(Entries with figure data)
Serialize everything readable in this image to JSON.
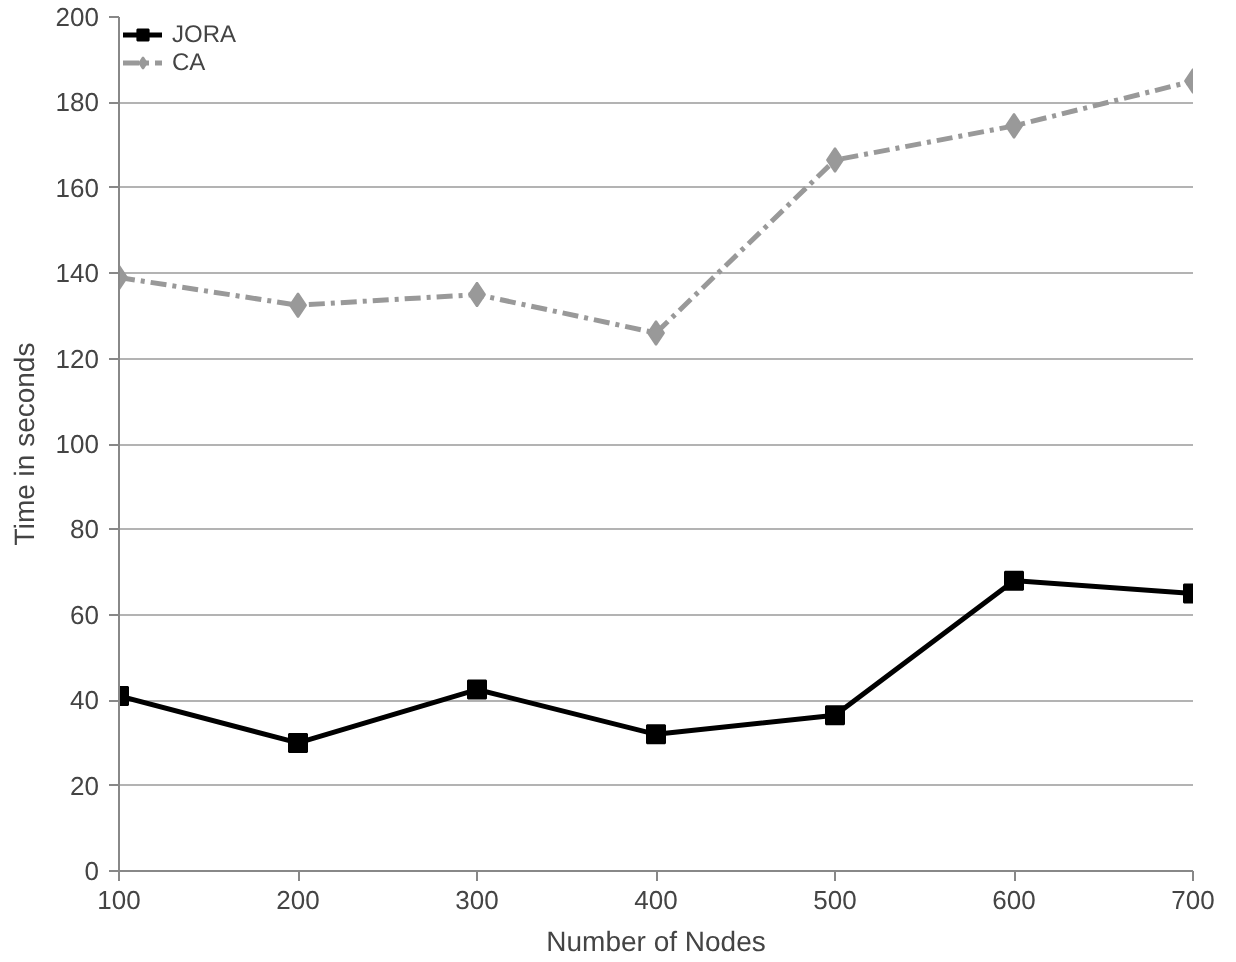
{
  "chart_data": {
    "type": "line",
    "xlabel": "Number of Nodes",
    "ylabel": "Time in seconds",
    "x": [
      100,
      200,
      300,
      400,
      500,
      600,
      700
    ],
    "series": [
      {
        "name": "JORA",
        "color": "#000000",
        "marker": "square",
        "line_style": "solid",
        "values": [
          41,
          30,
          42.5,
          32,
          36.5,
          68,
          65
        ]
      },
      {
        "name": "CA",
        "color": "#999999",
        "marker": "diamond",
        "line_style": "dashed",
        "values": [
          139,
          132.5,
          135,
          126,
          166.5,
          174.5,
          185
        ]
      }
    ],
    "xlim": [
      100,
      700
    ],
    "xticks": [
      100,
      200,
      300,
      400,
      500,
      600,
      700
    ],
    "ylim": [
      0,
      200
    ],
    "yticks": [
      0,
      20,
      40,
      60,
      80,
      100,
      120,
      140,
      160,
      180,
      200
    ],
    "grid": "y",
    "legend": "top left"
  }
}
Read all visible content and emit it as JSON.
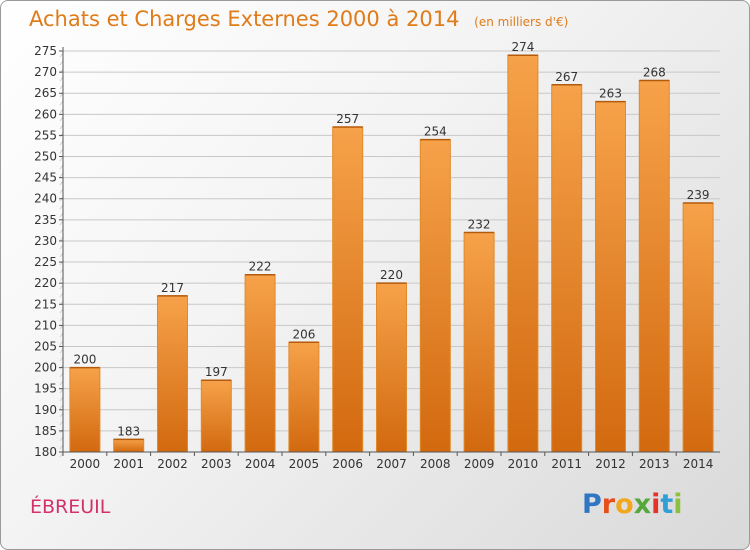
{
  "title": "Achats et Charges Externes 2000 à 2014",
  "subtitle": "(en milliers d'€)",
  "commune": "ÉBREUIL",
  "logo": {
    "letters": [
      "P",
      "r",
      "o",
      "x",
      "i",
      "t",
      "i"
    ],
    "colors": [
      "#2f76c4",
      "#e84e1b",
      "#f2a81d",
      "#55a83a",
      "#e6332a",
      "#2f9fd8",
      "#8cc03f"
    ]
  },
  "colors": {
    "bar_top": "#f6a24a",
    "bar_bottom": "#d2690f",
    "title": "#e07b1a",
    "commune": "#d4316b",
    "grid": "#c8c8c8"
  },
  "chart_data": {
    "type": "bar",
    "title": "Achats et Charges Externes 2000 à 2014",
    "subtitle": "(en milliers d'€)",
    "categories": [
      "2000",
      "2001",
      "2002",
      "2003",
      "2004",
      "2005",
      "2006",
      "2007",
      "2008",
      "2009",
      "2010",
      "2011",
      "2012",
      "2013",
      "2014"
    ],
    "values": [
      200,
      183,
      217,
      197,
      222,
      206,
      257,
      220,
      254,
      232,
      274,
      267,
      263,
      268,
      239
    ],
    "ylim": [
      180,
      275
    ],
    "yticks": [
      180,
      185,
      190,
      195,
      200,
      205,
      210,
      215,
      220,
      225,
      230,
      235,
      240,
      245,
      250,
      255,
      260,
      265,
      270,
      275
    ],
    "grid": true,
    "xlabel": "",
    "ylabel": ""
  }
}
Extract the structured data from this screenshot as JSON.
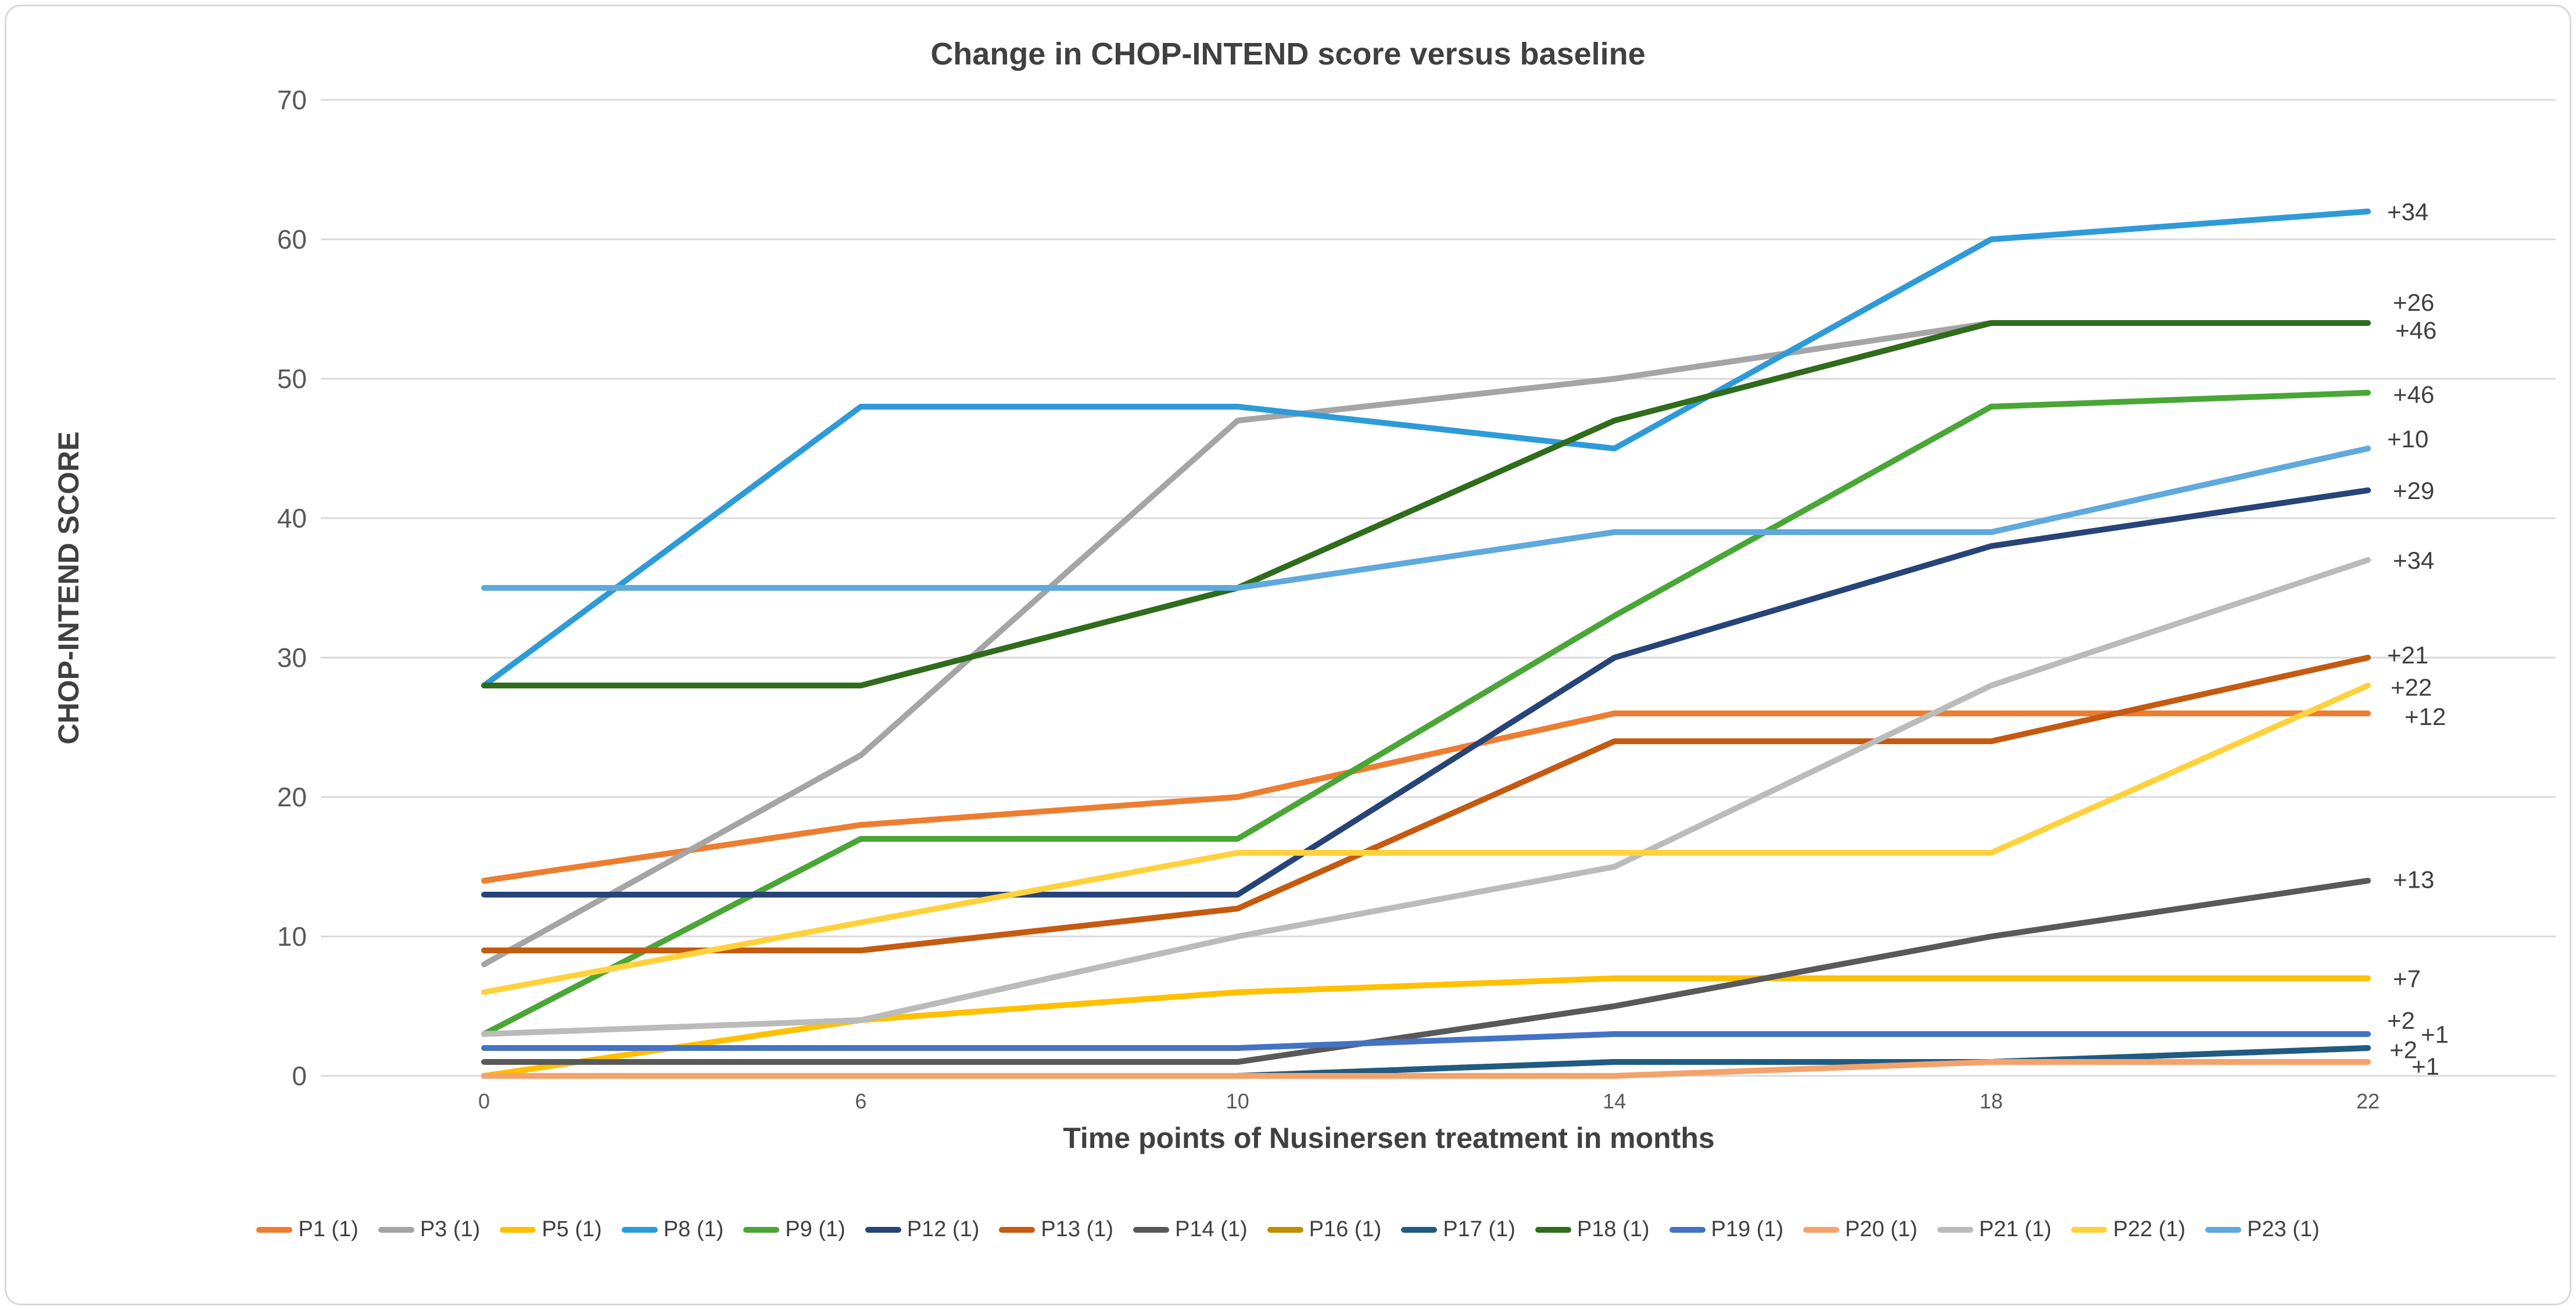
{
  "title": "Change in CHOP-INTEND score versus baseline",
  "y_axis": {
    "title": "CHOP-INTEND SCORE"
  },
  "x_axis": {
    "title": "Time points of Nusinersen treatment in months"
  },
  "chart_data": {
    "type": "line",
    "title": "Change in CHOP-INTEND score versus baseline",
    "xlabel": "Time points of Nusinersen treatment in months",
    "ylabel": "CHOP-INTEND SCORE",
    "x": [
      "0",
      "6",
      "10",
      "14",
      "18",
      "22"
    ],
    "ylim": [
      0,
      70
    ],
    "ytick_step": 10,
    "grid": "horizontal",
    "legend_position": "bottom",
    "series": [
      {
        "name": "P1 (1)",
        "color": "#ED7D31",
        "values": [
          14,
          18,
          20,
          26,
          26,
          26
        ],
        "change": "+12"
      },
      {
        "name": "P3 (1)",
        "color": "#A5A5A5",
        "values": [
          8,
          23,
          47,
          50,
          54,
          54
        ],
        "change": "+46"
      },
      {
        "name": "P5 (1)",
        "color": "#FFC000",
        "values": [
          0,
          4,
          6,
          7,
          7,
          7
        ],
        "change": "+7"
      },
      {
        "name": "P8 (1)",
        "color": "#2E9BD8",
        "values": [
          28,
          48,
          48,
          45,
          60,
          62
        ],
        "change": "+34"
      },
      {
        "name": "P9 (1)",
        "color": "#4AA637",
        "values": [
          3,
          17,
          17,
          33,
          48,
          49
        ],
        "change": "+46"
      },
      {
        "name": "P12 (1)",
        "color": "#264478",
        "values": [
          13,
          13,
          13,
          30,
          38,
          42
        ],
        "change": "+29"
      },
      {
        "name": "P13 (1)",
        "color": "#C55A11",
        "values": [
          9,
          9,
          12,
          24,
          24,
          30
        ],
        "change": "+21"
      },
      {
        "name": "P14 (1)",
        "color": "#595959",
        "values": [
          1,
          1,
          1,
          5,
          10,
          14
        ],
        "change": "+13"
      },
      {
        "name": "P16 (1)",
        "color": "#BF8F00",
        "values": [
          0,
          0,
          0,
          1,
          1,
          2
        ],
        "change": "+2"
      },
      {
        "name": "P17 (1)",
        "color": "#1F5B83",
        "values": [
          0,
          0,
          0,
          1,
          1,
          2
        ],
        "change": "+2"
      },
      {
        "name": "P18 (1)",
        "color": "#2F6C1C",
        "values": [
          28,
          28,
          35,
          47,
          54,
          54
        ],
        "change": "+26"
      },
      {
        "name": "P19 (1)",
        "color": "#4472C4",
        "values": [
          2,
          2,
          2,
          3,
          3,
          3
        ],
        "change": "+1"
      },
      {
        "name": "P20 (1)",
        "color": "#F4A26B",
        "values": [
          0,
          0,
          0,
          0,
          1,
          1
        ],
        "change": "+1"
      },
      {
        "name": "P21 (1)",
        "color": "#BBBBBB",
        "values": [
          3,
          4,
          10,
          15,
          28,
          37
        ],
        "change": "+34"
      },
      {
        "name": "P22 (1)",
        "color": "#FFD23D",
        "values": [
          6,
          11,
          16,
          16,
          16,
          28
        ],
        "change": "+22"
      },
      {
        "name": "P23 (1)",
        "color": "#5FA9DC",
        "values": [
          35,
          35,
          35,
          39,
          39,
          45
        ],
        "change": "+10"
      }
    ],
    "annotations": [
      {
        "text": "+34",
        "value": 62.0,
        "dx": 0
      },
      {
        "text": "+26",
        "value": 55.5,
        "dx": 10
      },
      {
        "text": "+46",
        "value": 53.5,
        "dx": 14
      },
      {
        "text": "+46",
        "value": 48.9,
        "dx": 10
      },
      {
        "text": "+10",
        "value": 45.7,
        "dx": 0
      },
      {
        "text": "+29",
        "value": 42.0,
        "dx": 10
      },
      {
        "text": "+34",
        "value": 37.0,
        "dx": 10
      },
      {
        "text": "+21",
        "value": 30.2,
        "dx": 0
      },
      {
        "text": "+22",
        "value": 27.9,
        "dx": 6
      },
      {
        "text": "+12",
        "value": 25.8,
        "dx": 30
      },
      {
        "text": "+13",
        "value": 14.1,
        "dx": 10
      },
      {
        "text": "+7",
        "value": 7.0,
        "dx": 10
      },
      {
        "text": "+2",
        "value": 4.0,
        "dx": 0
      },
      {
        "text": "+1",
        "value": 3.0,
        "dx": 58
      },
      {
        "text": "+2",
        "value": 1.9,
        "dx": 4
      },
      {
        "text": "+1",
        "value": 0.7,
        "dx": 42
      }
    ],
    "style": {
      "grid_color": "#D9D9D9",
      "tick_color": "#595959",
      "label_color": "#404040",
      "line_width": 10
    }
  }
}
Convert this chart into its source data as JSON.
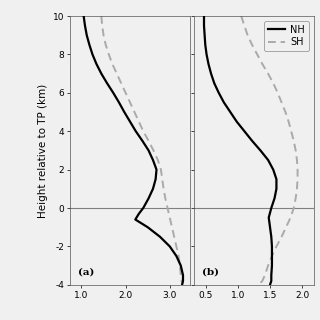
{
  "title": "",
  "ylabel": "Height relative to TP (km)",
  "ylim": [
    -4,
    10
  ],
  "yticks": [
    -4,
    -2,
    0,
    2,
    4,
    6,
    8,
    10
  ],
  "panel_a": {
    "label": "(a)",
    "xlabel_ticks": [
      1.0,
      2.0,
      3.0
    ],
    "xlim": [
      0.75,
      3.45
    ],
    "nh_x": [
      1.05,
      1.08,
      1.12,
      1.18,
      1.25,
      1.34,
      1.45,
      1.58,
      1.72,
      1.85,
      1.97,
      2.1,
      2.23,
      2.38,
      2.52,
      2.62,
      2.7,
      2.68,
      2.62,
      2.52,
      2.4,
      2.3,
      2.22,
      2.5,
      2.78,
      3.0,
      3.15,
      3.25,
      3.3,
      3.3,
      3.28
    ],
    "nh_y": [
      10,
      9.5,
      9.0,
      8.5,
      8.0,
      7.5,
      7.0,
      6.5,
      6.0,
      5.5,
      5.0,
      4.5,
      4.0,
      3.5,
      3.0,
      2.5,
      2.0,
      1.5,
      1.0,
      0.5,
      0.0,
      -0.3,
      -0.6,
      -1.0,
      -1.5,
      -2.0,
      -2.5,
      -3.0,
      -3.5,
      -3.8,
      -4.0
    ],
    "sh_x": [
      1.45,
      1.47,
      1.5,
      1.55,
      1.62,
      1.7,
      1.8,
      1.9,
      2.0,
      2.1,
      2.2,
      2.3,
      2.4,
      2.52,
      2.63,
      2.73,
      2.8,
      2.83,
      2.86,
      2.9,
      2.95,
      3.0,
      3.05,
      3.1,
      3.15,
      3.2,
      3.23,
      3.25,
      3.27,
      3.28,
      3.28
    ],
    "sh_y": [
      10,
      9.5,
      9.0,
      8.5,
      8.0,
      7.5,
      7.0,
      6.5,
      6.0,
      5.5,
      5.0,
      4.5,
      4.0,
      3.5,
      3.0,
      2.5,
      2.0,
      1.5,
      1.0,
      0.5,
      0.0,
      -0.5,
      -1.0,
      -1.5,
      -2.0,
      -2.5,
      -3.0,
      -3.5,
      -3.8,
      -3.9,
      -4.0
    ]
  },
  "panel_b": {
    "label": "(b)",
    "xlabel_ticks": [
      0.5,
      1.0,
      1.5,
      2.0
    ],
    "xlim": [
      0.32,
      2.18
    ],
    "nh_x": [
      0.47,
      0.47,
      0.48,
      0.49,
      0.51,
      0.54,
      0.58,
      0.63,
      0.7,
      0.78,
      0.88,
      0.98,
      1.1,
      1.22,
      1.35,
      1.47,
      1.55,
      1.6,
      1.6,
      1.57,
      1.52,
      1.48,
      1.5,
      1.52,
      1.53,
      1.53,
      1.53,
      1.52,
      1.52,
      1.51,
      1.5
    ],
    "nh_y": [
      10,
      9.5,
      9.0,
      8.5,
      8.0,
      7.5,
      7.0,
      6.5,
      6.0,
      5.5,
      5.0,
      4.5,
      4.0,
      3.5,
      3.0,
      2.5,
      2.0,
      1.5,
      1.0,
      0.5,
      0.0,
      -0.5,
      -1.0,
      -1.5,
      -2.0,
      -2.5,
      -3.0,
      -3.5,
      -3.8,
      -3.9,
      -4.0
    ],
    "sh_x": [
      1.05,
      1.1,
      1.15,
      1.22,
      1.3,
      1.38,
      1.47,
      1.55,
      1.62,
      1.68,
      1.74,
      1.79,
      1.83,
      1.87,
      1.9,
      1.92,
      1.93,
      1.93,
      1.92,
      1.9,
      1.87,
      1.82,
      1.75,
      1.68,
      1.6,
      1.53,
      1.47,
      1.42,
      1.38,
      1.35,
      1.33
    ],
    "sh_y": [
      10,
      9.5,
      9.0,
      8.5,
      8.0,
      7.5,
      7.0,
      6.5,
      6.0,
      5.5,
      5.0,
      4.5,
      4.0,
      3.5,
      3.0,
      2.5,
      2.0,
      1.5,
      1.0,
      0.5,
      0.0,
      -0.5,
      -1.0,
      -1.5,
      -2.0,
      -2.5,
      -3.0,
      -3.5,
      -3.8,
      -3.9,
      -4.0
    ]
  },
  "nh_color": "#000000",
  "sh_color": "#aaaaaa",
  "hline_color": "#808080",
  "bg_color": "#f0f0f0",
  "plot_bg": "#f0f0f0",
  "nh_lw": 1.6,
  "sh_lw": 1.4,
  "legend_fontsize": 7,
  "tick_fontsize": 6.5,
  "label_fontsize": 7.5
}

> _PROBLEM REQUIREMENTS_: Which lines in the data above contain "INTEND"? Show each one.

> _EXERCISE ANSWER_:
  "title": "Change in CHOP-INTEND score versus baseline",
    "title": "CHOP-INTEND SCORE"
    "title": "Change in CHOP-INTEND score versus baseline",
    "ylabel": "CHOP-INTEND SCORE",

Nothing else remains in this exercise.